### [GOAL]
Every line holding the word "sangre" counts once. Give the total, nothing more.

Raw records
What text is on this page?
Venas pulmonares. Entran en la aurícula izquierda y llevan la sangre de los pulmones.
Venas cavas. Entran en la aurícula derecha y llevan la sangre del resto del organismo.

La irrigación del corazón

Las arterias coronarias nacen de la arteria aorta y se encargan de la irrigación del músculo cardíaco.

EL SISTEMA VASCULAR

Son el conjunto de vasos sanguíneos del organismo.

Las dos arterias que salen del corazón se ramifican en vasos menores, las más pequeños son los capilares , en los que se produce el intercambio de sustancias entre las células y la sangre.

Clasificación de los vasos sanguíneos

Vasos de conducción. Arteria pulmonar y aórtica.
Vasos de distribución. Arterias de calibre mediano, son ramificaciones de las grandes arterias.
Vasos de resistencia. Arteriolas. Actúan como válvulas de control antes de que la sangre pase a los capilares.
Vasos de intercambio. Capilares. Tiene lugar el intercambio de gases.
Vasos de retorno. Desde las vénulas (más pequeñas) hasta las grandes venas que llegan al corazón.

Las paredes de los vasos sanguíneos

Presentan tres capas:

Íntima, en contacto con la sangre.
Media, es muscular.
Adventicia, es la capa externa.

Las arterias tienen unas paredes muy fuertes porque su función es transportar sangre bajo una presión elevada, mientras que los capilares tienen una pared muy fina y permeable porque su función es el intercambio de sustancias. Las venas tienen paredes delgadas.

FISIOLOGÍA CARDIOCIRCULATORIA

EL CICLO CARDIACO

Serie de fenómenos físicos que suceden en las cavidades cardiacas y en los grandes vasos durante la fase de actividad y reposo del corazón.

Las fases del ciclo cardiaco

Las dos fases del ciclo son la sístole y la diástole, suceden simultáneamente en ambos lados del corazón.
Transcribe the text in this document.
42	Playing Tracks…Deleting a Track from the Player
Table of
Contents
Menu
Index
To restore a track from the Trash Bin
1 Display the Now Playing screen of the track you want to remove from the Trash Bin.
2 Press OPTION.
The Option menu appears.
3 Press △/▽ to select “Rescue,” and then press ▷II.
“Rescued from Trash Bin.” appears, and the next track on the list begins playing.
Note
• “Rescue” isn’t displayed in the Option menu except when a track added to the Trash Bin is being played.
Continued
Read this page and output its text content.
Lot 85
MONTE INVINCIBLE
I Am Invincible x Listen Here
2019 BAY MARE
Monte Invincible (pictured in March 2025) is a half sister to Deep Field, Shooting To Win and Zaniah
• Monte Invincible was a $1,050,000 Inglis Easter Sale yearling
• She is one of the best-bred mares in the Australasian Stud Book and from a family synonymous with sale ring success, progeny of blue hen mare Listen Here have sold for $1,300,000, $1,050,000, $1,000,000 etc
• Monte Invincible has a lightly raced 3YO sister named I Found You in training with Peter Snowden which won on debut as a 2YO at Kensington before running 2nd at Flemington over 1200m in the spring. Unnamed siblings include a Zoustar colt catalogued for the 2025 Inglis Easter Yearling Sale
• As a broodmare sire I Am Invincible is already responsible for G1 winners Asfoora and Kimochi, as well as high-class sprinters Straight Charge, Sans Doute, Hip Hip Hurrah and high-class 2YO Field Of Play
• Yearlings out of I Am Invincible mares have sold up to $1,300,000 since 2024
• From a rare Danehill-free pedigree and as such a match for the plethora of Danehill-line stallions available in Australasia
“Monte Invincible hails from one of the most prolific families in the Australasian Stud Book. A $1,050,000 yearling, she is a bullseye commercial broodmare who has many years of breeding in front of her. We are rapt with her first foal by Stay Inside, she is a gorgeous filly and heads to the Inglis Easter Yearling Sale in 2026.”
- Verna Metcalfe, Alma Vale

### [ANSWER TO THE EXERCISE]
6